| What the task requires |
Transcribe the material word for word, but without the images.

[Dataset excerpts]
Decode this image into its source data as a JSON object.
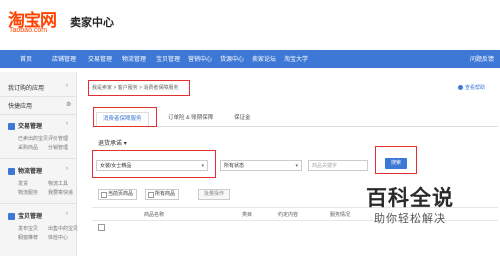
{
  "header": {
    "logo_main": "淘宝网",
    "logo_domain": "Taobao.com",
    "seller_center": "卖家中心"
  },
  "nav": {
    "items": [
      "首页",
      "店铺管理",
      "交易管理",
      "物流管理",
      "宝贝管理",
      "营销中心",
      "货源中心",
      "卖家论坛",
      "淘宝大学"
    ],
    "right": "问题反馈"
  },
  "sidebar": {
    "recent": "我订购的应用",
    "quick": "快捷应用",
    "quick_action": "设置",
    "sections": [
      {
        "title": "交易管理",
        "items": [
          "已卖出的宝贝",
          "评价管理",
          "采购商品",
          "分销管理"
        ]
      },
      {
        "title": "物流管理",
        "items": [
          "发货",
          "物流工具",
          "物流服务",
          "我要寄快递"
        ]
      },
      {
        "title": "宝贝管理",
        "items": [
          "发布宝贝",
          "出售中的宝贝",
          "橱窗推荐",
          "体检中心"
        ]
      }
    ]
  },
  "breadcrumb": {
    "text": "我是卖家 > 客户服务 > 消费者保障服务"
  },
  "help": {
    "label": "查看帮助"
  },
  "tabs": [
    {
      "label": "消费者保障服务",
      "active": true
    },
    {
      "label": "订单险 & 账期保障",
      "active": false
    },
    {
      "label": "保证金",
      "active": false
    }
  ],
  "filter": {
    "section_label": "退货承诺",
    "category_value": "女装/女士精品",
    "status_value": "所有状态",
    "keyword_placeholder": "商品关键字",
    "search_label": "搜索"
  },
  "actions": {
    "current_page": "当前页商品",
    "all_items": "所有商品",
    "batch": "批量操作"
  },
  "table": {
    "headers": [
      "商品名称",
      "类目",
      "约定内容",
      "服务情况"
    ]
  },
  "watermark": {
    "title": "百科全说",
    "subtitle": "助你轻松解决"
  }
}
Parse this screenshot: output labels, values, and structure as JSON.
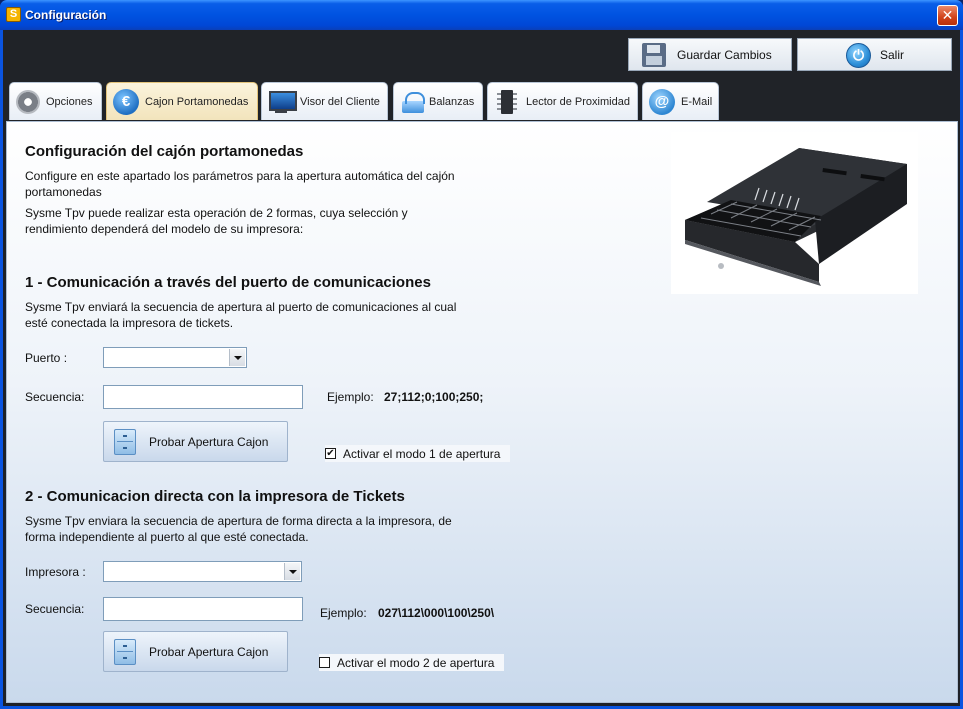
{
  "window": {
    "app_icon": "S",
    "title": "Configuración",
    "close_glyph": "✕"
  },
  "toolbar": {
    "save_label": "Guardar Cambios",
    "exit_label": "Salir",
    "save_icon": "floppy-disk-icon",
    "exit_icon": "power-icon"
  },
  "tabs": [
    {
      "label": "Opciones",
      "icon": "gear-icon",
      "active": false
    },
    {
      "label": "Cajon Portamonedas",
      "icon": "euro-icon",
      "active": true
    },
    {
      "label": "Visor del Cliente",
      "icon": "monitor-icon",
      "active": false
    },
    {
      "label": "Balanzas",
      "icon": "scale-icon",
      "active": false
    },
    {
      "label": "Lector de Proximidad",
      "icon": "chip-icon",
      "active": false
    },
    {
      "label": "E-Mail",
      "icon": "at-icon",
      "active": false
    }
  ],
  "intro": {
    "title": "Configuración del cajón portamonedas",
    "line1": "Configure en este apartado los parámetros para la apertura automática del cajón",
    "line2": "portamonedas",
    "line3": "Sysme Tpv puede realizar esta operación de 2 formas, cuya selección y",
    "line4": "rendimiento dependerá del modelo de su impresora:"
  },
  "section1": {
    "title": "1 - Comunicación a través del puerto de comunicaciones",
    "line1": "Sysme Tpv enviará la secuencia de apertura al puerto de comunicaciones al cual",
    "line2": "esté conectada la impresora de tickets.",
    "port_label": "Puerto :",
    "port_value": "",
    "sequence_label": "Secuencia:",
    "sequence_value": "",
    "example_label": "Ejemplo:",
    "example_value": "27;112;0;100;250;",
    "test_button": "Probar Apertura Cajon",
    "activate_label": "Activar el modo 1 de apertura",
    "activate_checked": true
  },
  "section2": {
    "title": "2 - Comunicacion directa con la impresora de Tickets",
    "line1": "Sysme Tpv enviara la secuencia de apertura de forma directa a la impresora, de",
    "line2": "forma independiente al puerto al que esté conectada.",
    "printer_label": "Impresora :",
    "printer_value": "",
    "sequence_label": "Secuencia:",
    "sequence_value": "",
    "example_label": "Ejemplo:",
    "example_value": "027\\112\\000\\100\\250\\",
    "test_button": "Probar Apertura Cajon",
    "activate_label": "Activar el modo 2 de apertura",
    "activate_checked": false
  },
  "colors": {
    "titlebar": "#0053e1",
    "toolbar_bg": "#202328",
    "active_tab": "#f2e4bc",
    "panel_gradient_bottom": "#c9d9ec"
  }
}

| Exercise result |
Decode this image into its source data as a JSON object.
{
  "header": {
    "logo_main": "淘宝网",
    "logo_domain": "Taobao.com",
    "seller_center": "卖家中心"
  },
  "nav": {
    "items": [
      "首页",
      "店铺管理",
      "交易管理",
      "物流管理",
      "宝贝管理",
      "营销中心",
      "货源中心",
      "卖家论坛",
      "淘宝大学"
    ],
    "right": "问题反馈"
  },
  "sidebar": {
    "recent": "我订购的应用",
    "quick": "快捷应用",
    "quick_action": "设置",
    "sections": [
      {
        "title": "交易管理",
        "items": [
          "已卖出的宝贝",
          "评价管理",
          "采购商品",
          "分销管理"
        ]
      },
      {
        "title": "物流管理",
        "items": [
          "发货",
          "物流工具",
          "物流服务",
          "我要寄快递"
        ]
      },
      {
        "title": "宝贝管理",
        "items": [
          "发布宝贝",
          "出售中的宝贝",
          "橱窗推荐",
          "体检中心"
        ]
      }
    ]
  },
  "breadcrumb": {
    "text": "我是卖家 > 客户服务 > 消费者保障服务"
  },
  "help": {
    "label": "查看帮助"
  },
  "tabs": [
    {
      "label": "消费者保障服务",
      "active": true
    },
    {
      "label": "订单险 & 账期保障",
      "active": false
    },
    {
      "label": "保证金",
      "active": false
    }
  ],
  "filter": {
    "section_label": "退货承诺",
    "category_value": "女装/女士精品",
    "status_value": "所有状态",
    "keyword_placeholder": "商品关键字",
    "search_label": "搜索"
  },
  "actions": {
    "current_page": "当前页商品",
    "all_items": "所有商品",
    "batch": "批量操作"
  },
  "table": {
    "headers": [
      "商品名称",
      "类目",
      "约定内容",
      "服务情况"
    ]
  },
  "watermark": {
    "title": "百科全说",
    "subtitle": "助你轻松解决"
  }
}
Parse this screenshot: output labels, values, and structure as JSON.
{
  "window": {
    "app_icon": "S",
    "title": "Configuración",
    "close_glyph": "✕"
  },
  "toolbar": {
    "save_label": "Guardar Cambios",
    "exit_label": "Salir",
    "save_icon": "floppy-disk-icon",
    "exit_icon": "power-icon"
  },
  "tabs": [
    {
      "label": "Opciones",
      "icon": "gear-icon",
      "active": false
    },
    {
      "label": "Cajon Portamonedas",
      "icon": "euro-icon",
      "active": true
    },
    {
      "label": "Visor del Cliente",
      "icon": "monitor-icon",
      "active": false
    },
    {
      "label": "Balanzas",
      "icon": "scale-icon",
      "active": false
    },
    {
      "label": "Lector de Proximidad",
      "icon": "chip-icon",
      "active": false
    },
    {
      "label": "E-Mail",
      "icon": "at-icon",
      "active": false
    }
  ],
  "intro": {
    "title": "Configuración del cajón portamonedas",
    "line1": "Configure en este apartado los parámetros para la apertura automática del cajón",
    "line2": "portamonedas",
    "line3": "Sysme Tpv puede realizar esta operación de 2 formas, cuya selección y",
    "line4": "rendimiento dependerá del modelo de su impresora:"
  },
  "section1": {
    "title": "1 - Comunicación a través del puerto de comunicaciones",
    "line1": "Sysme Tpv enviará la secuencia de apertura al puerto de comunicaciones al cual",
    "line2": "esté conectada la impresora de tickets.",
    "port_label": "Puerto :",
    "port_value": "",
    "sequence_label": "Secuencia:",
    "sequence_value": "",
    "example_label": "Ejemplo:",
    "example_value": "27;112;0;100;250;",
    "test_button": "Probar Apertura Cajon",
    "activate_label": "Activar el modo 1 de apertura",
    "activate_checked": true
  },
  "section2": {
    "title": "2 - Comunicacion directa con la impresora de Tickets",
    "line1": "Sysme Tpv enviara la secuencia de apertura de forma directa a la impresora, de",
    "line2": "forma independiente al puerto al que esté conectada.",
    "printer_label": "Impresora :",
    "printer_value": "",
    "sequence_label": "Secuencia:",
    "sequence_value": "",
    "example_label": "Ejemplo:",
    "example_value": "027\\112\\000\\100\\250\\",
    "test_button": "Probar Apertura Cajon",
    "activate_label": "Activar el modo 2 de apertura",
    "activate_checked": false
  },
  "colors": {
    "titlebar": "#0053e1",
    "toolbar_bg": "#202328",
    "active_tab": "#f2e4bc",
    "panel_gradient_bottom": "#c9d9ec"
  }
}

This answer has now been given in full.